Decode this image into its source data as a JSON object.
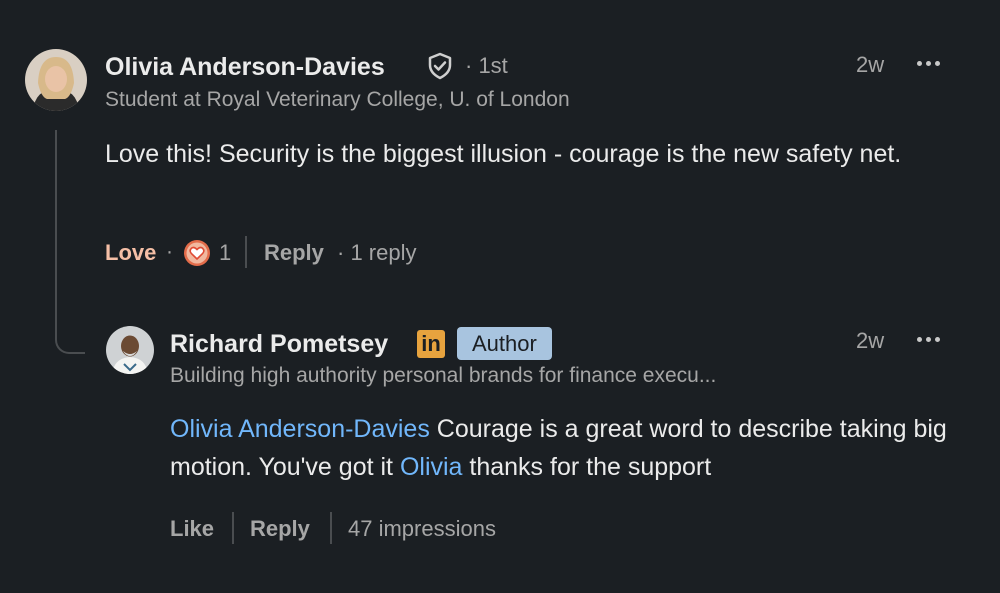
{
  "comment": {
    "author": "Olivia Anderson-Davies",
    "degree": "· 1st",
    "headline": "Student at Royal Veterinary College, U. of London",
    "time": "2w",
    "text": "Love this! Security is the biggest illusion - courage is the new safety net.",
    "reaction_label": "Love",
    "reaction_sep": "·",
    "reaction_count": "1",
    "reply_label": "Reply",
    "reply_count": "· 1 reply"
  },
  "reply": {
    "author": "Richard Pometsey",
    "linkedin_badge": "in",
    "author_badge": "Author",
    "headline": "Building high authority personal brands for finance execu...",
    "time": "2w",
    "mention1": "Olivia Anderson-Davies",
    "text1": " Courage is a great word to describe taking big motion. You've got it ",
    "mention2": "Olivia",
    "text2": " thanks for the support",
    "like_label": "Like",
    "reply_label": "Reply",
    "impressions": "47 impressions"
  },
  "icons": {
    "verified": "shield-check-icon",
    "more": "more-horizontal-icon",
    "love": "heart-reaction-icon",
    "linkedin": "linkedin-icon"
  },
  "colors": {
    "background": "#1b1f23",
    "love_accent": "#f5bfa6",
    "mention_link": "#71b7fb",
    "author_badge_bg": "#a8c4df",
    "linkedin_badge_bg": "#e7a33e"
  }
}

━━━━━━

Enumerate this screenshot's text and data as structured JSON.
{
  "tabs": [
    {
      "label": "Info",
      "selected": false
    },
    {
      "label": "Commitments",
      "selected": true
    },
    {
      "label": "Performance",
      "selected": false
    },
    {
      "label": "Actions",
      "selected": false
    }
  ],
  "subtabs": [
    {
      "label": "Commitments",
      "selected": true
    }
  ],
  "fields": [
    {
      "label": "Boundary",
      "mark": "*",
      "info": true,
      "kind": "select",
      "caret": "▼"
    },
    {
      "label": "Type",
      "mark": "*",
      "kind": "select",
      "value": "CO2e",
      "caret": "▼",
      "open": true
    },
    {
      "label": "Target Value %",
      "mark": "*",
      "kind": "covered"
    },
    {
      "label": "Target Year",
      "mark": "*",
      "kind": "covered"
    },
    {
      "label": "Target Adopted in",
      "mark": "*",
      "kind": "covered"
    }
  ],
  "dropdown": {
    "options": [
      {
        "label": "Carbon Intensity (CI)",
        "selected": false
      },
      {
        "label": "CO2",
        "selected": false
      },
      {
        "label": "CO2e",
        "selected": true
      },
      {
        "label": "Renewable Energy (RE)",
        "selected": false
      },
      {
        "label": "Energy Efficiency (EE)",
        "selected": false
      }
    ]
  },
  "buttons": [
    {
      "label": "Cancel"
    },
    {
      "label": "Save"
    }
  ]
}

━━━━━━

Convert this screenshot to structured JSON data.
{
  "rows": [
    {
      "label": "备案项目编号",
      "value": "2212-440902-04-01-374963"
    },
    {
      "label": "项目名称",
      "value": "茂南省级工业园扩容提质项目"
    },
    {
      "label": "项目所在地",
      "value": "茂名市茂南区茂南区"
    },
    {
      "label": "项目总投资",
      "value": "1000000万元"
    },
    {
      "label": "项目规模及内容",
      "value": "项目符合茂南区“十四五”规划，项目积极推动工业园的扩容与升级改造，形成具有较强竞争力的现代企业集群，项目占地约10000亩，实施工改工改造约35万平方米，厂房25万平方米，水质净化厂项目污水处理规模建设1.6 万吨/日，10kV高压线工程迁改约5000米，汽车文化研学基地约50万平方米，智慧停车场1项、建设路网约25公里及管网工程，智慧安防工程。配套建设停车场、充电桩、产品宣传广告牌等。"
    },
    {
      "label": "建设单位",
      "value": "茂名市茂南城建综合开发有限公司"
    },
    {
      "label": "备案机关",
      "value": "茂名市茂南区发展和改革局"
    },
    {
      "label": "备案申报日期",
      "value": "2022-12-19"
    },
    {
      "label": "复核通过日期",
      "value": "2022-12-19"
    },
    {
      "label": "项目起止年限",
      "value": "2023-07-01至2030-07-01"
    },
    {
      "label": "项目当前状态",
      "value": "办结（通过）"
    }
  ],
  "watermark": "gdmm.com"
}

━━━━━━

* GIVEN EXERCISE *
Among the lines of the material, find those that hold the word "Anderson" and copy them.

* EXPECTED ANSWER *
    "author": "Olivia Anderson-Davies",
    "mention1": "Olivia Anderson-Davies",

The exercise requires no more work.